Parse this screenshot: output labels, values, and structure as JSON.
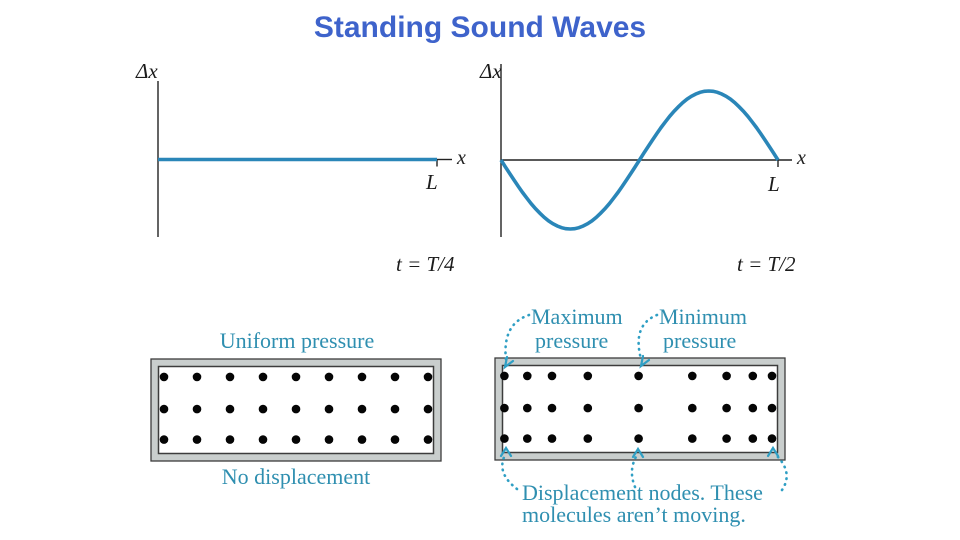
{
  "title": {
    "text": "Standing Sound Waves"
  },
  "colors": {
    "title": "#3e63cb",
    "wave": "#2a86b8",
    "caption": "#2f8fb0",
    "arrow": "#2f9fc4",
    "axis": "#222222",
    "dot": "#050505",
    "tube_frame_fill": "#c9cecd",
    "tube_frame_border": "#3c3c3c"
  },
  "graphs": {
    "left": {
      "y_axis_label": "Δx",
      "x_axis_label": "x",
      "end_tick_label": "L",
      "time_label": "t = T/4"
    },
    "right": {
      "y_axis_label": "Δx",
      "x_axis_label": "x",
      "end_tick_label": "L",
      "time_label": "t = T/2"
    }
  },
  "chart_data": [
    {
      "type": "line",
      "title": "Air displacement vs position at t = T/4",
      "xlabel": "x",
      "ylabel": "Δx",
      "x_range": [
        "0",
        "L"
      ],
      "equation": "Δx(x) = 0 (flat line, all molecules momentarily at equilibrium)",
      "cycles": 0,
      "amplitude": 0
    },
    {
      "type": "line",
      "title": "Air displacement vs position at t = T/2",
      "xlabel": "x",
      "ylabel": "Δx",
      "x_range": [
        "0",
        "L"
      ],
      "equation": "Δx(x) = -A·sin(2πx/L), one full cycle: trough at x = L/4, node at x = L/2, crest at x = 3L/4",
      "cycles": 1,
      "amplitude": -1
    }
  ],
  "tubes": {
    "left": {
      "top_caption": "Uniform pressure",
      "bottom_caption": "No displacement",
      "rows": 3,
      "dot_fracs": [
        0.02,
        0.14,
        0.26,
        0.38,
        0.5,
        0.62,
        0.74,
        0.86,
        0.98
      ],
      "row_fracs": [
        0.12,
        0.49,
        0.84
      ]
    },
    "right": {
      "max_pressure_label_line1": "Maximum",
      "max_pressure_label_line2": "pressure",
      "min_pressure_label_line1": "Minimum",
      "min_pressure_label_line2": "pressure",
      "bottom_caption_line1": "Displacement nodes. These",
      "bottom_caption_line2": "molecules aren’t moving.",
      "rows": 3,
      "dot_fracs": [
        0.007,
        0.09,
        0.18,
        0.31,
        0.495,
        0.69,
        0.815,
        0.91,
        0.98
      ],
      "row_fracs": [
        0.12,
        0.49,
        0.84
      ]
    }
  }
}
--
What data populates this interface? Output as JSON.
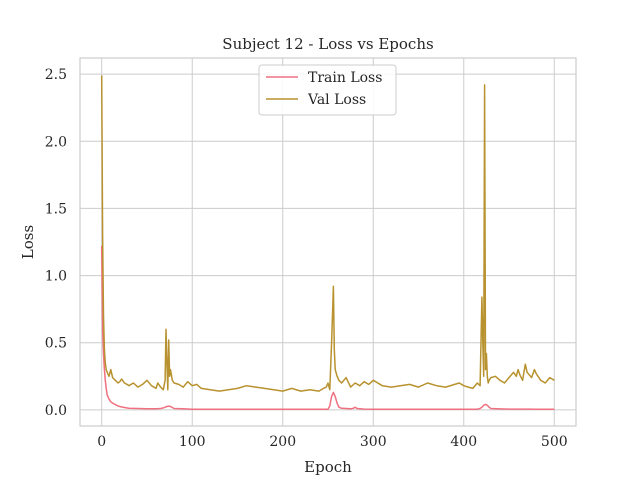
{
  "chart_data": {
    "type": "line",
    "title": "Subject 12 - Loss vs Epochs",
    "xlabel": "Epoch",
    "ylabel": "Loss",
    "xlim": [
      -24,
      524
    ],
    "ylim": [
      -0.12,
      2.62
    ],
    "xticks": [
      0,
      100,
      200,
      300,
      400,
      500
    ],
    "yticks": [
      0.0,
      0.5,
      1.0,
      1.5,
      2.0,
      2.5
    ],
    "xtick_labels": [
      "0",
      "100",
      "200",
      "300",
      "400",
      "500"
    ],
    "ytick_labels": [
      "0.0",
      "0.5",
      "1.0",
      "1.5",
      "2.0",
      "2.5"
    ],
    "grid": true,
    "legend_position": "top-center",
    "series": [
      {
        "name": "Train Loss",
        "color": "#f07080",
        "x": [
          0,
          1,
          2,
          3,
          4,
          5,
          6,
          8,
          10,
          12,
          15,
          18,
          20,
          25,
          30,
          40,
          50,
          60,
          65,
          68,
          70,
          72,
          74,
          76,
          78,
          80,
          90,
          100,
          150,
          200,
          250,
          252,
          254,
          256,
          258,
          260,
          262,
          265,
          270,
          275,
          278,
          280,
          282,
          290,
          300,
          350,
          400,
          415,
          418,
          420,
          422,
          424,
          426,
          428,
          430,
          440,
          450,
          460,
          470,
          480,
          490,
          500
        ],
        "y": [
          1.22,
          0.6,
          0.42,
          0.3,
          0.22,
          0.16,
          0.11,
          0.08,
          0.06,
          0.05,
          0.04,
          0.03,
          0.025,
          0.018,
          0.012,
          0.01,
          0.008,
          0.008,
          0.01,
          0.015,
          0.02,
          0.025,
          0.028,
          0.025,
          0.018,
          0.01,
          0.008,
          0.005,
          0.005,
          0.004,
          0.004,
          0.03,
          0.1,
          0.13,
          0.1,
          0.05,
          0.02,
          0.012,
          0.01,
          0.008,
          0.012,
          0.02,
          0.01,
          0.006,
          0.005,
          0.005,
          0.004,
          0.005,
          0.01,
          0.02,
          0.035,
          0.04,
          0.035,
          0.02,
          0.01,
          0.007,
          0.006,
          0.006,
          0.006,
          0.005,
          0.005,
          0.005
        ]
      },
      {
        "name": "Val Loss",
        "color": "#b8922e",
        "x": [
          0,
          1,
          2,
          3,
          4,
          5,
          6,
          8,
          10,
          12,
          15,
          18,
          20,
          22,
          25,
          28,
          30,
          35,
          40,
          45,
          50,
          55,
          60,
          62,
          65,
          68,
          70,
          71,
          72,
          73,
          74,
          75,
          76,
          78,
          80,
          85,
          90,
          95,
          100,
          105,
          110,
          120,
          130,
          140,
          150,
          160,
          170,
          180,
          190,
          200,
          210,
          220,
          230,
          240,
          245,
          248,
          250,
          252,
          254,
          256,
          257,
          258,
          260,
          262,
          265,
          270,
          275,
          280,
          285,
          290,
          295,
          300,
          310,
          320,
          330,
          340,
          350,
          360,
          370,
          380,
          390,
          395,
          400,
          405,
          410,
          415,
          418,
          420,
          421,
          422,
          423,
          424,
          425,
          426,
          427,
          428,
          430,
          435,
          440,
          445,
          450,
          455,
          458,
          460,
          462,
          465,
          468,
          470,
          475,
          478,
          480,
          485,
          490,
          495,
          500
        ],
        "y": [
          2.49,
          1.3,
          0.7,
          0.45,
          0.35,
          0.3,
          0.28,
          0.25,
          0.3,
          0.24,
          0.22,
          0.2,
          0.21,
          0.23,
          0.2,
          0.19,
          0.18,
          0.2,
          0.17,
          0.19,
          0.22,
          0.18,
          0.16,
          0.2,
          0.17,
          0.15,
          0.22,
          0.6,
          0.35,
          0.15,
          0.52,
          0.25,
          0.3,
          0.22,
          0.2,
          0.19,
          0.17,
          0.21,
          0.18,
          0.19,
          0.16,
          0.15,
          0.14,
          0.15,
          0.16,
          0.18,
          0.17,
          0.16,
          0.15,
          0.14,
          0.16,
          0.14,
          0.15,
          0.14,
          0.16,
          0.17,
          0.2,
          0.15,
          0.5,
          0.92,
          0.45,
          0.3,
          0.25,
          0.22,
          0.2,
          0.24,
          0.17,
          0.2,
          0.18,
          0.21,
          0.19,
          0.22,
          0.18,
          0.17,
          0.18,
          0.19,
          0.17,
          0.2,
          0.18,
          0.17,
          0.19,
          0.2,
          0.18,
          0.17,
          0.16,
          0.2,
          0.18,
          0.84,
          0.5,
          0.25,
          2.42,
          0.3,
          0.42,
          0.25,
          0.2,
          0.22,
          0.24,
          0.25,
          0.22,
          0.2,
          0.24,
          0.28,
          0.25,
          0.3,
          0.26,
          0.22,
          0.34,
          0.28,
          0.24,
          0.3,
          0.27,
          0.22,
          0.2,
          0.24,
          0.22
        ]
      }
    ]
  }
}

**WHAT TO DO**. From the listing above, collect each line in which the string "molecules" appears.

**ANSWER TO THE PROBLEM**.
      "equation": "Δx(x) = 0 (flat line, all molecules momentarily at equilibrium)",
      "bottom_caption_line2": "molecules aren’t moving.",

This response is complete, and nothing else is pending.